What the exercise asks =>
Return all entries word for word, but drop any images.

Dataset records
○ ○ ○ ○

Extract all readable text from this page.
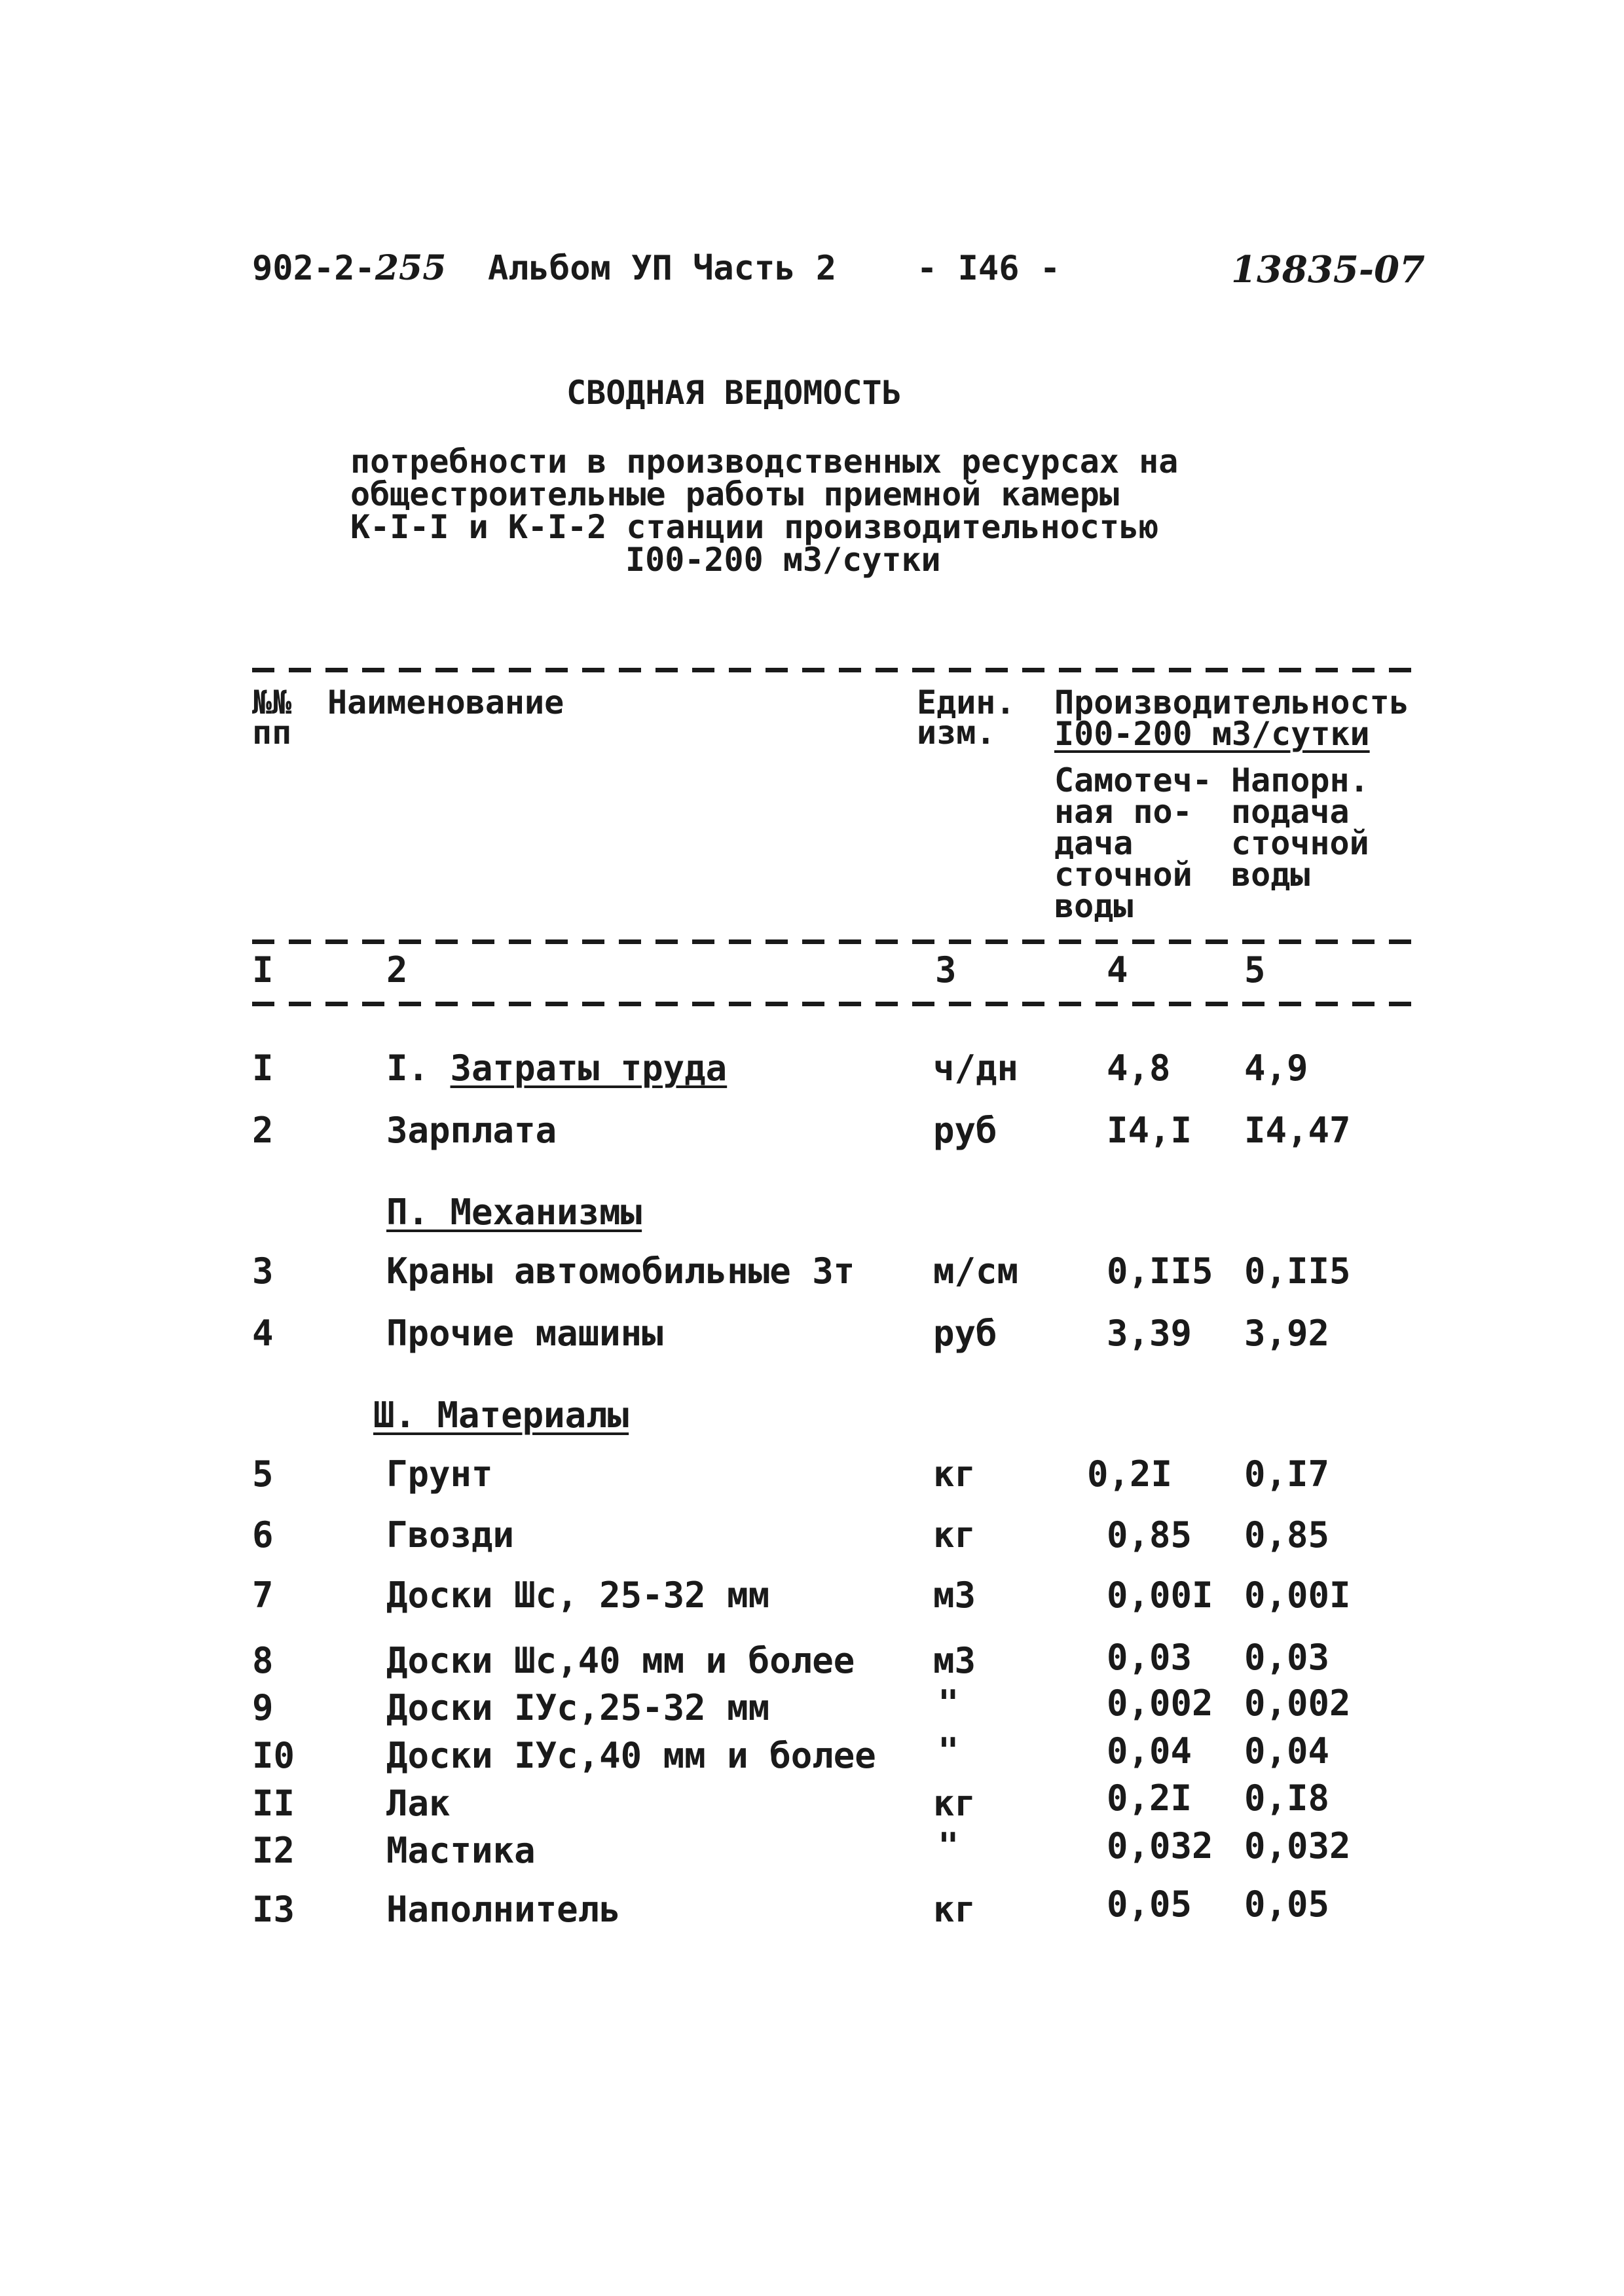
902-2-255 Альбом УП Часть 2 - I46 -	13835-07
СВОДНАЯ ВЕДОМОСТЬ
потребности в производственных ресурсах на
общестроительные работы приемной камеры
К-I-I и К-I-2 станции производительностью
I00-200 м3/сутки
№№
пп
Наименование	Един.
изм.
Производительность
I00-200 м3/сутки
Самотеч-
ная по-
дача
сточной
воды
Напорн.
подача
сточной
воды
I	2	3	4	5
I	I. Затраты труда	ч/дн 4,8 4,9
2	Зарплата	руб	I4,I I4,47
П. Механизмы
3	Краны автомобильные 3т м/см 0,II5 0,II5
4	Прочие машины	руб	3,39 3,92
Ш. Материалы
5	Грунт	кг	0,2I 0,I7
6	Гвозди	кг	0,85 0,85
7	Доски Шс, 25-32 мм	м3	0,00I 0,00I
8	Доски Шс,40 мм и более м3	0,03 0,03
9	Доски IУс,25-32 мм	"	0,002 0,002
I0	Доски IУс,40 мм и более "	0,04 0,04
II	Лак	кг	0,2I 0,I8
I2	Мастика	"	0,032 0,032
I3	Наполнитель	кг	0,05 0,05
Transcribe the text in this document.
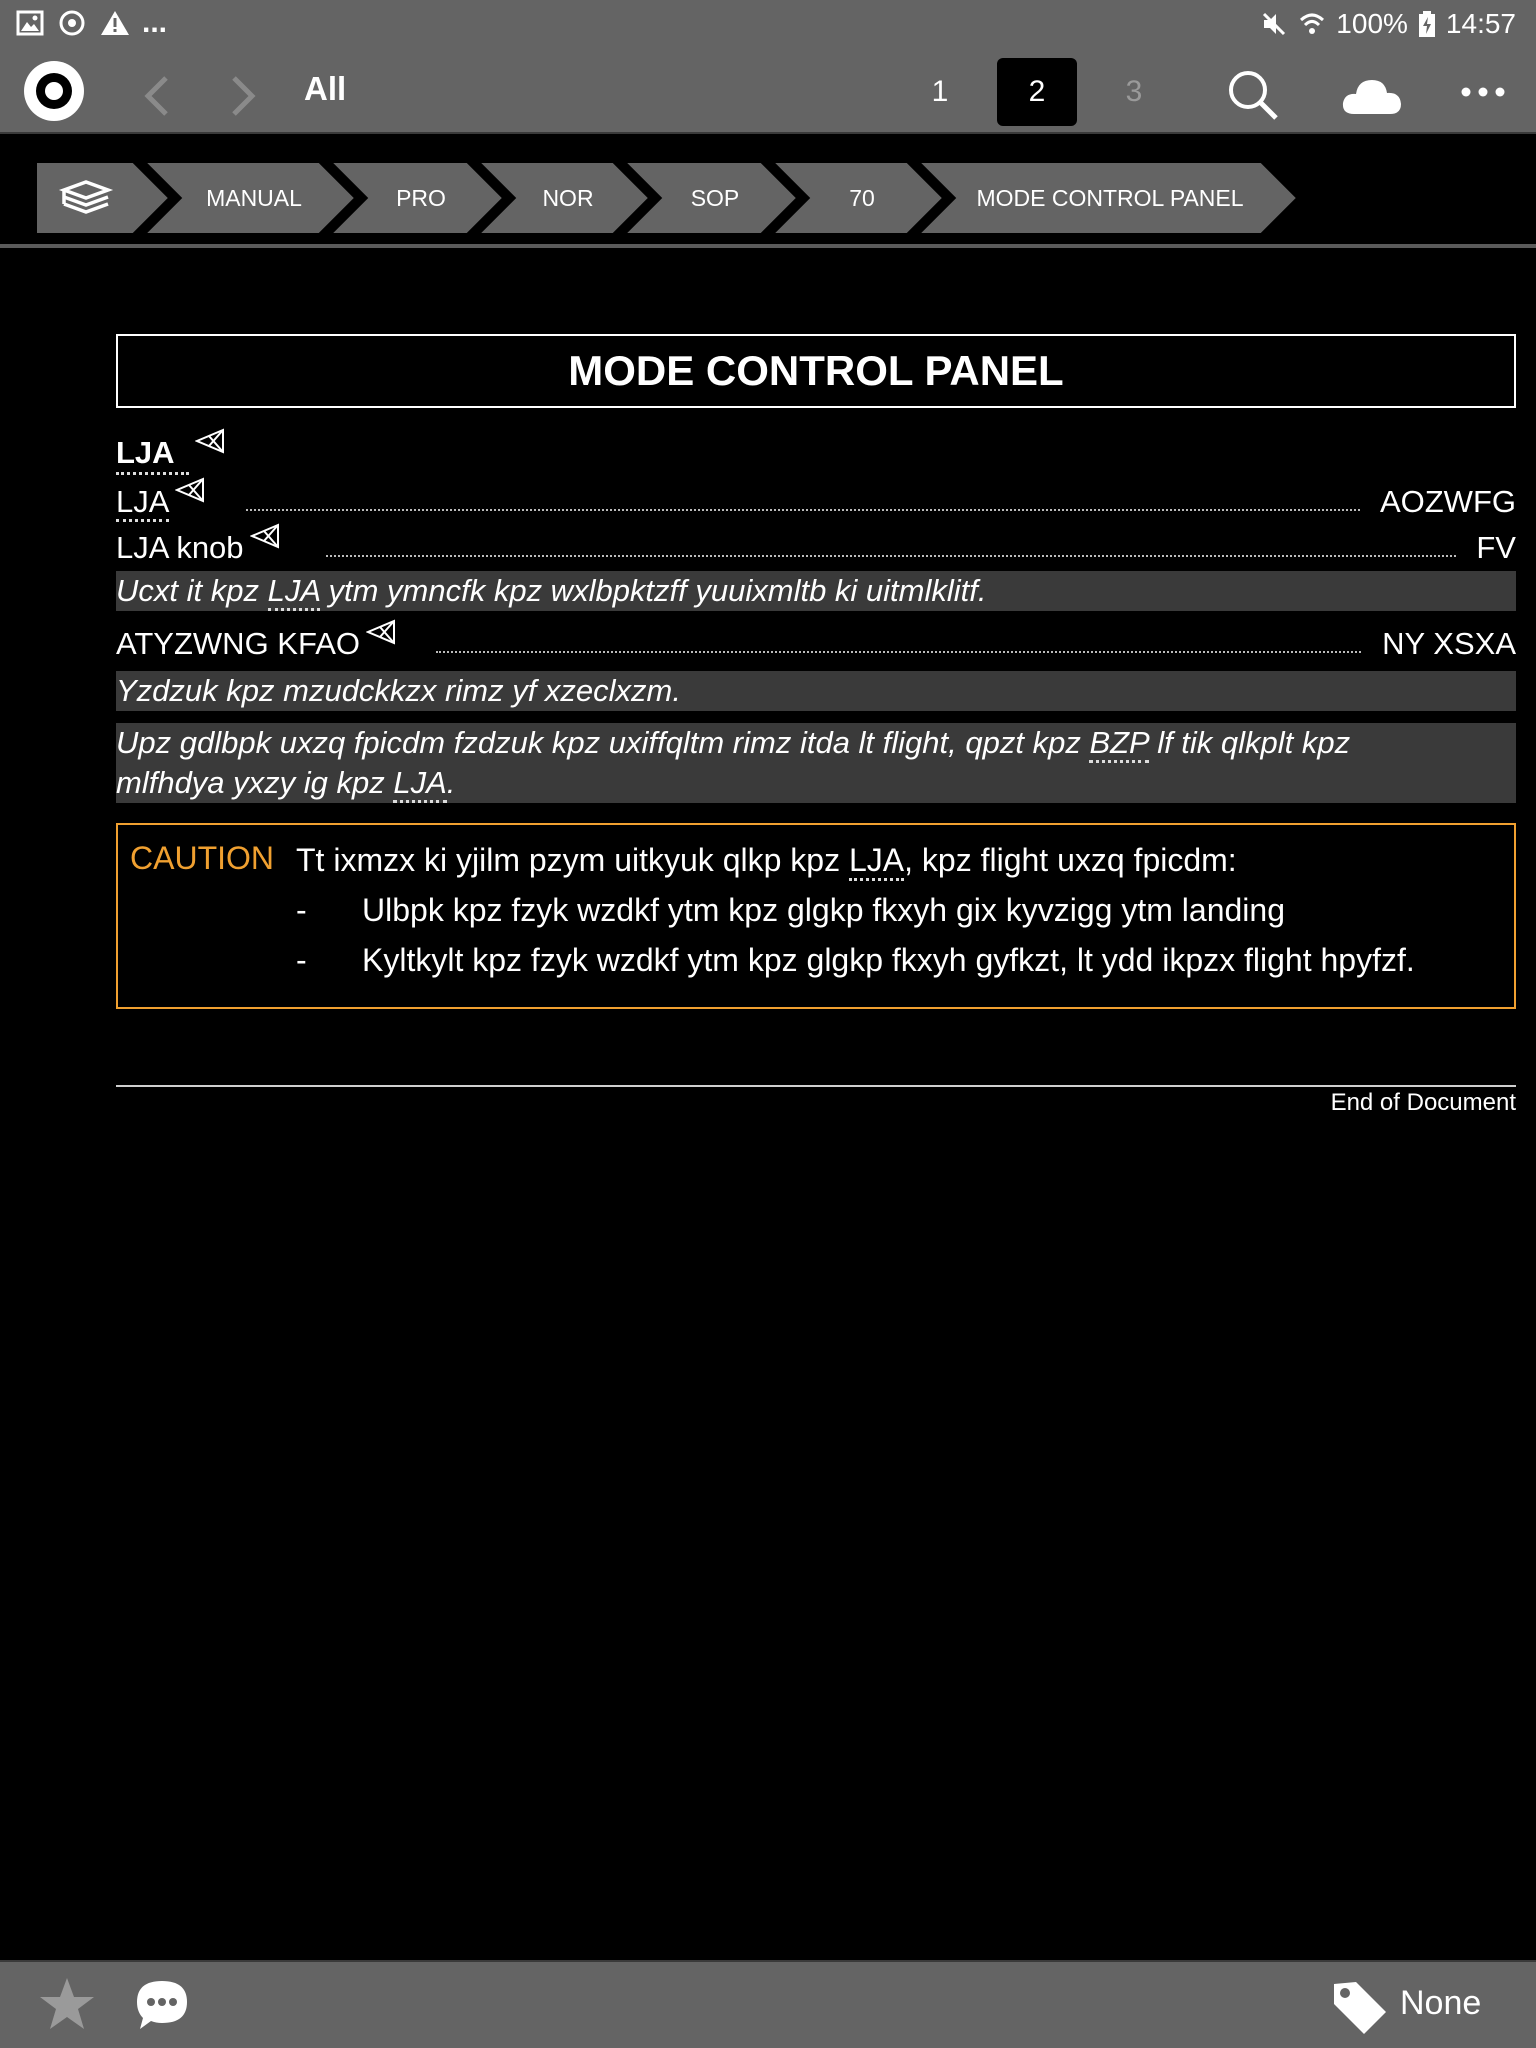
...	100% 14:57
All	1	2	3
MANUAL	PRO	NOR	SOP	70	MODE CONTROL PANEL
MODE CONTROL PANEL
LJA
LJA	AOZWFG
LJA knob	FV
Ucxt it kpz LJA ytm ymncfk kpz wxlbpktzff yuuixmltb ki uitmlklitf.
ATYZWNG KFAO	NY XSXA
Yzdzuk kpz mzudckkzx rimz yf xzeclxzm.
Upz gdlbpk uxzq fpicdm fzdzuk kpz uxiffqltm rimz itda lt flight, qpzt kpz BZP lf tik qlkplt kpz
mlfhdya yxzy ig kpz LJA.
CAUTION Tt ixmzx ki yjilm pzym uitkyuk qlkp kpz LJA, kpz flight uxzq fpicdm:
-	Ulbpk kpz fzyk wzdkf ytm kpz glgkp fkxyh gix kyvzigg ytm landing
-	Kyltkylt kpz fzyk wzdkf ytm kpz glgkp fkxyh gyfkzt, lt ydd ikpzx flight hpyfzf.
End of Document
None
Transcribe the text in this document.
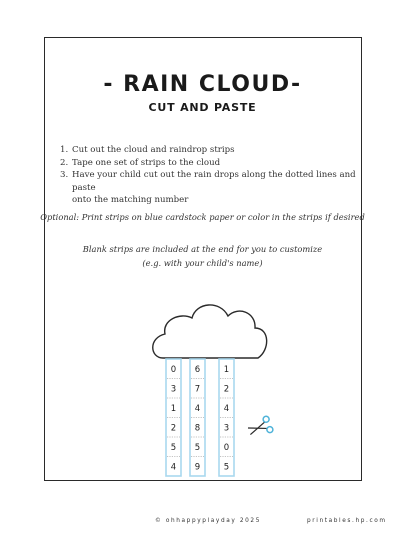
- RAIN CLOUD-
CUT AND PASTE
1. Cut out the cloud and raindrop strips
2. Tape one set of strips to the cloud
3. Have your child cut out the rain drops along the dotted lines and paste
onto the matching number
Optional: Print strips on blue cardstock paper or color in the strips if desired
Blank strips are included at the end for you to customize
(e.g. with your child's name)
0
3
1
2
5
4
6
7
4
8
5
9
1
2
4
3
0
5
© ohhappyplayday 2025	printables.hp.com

○ ○ ○ ○

Answer to the exercise =>
Extract all readable text from this page.
902-2-255 Альбом УП Часть 2 - I46 -	13835-07
СВОДНАЯ ВЕДОМОСТЬ
потребности в производственных ресурсах на
общестроительные работы приемной камеры
К-I-I и К-I-2 станции производительностью
I00-200 м3/сутки
№№
пп
Наименование	Един.
изм.
Производительность
I00-200 м3/сутки
Самотеч-
ная по-
дача
сточной
воды
Напорн.
подача
сточной
воды
I	2	3	4	5
I	I. Затраты труда	ч/дн 4,8 4,9
2	Зарплата	руб	I4,I I4,47
П. Механизмы
3	Краны автомобильные 3т м/см 0,II5 0,II5
4	Прочие машины	руб	3,39 3,92
Ш. Материалы
5	Грунт	кг	0,2I 0,I7
6	Гвозди	кг	0,85 0,85
7	Доски Шс, 25-32 мм	м3	0,00I 0,00I
8	Доски Шс,40 мм и более м3	0,03 0,03
9	Доски IУс,25-32 мм	"	0,002 0,002
I0	Доски IУс,40 мм и более "	0,04 0,04
II	Лак	кг	0,2I 0,I8
I2	Мастика	"	0,032 0,032
I3	Наполнитель	кг	0,05 0,05
Transcribe the text in this document.
...	100% 14:57
All	1	2	3
MANUAL	PRO	NOR	SOP	70	MODE CONTROL PANEL
MODE CONTROL PANEL
LJA
LJA	AOZWFG
LJA knob	FV
Ucxt it kpz LJA ytm ymncfk kpz wxlbpktzff yuuixmltb ki uitmlklitf.
ATYZWNG KFAO	NY XSXA
Yzdzuk kpz mzudckkzx rimz yf xzeclxzm.
Upz gdlbpk uxzq fpicdm fzdzuk kpz uxiffqltm rimz itda lt flight, qpzt kpz BZP lf tik qlkplt kpz
mlfhdya yxzy ig kpz LJA.
CAUTION Tt ixmzx ki yjilm pzym uitkyuk qlkp kpz LJA, kpz flight uxzq fpicdm:
-	Ulbpk kpz fzyk wzdkf ytm kpz glgkp fkxyh gix kyvzigg ytm landing
-	Kyltkylt kpz fzyk wzdkf ytm kpz glgkp fkxyh gyfkzt, lt ydd ikpzx flight hpyfzf.
End of Document
None
Transcribe the text in this document.
- RAIN CLOUD-
CUT AND PASTE
1. Cut out the cloud and raindrop strips
2. Tape one set of strips to the cloud
3. Have your child cut out the rain drops along the dotted lines and paste
onto the matching number
Optional: Print strips on blue cardstock paper or color in the strips if desired
Blank strips are included at the end for you to customize
(e.g. with your child's name)
0
3
1
2
5
4
6
7
4
8
5
9
1
2
4
3
0
5
© ohhappyplayday 2025	printables.hp.com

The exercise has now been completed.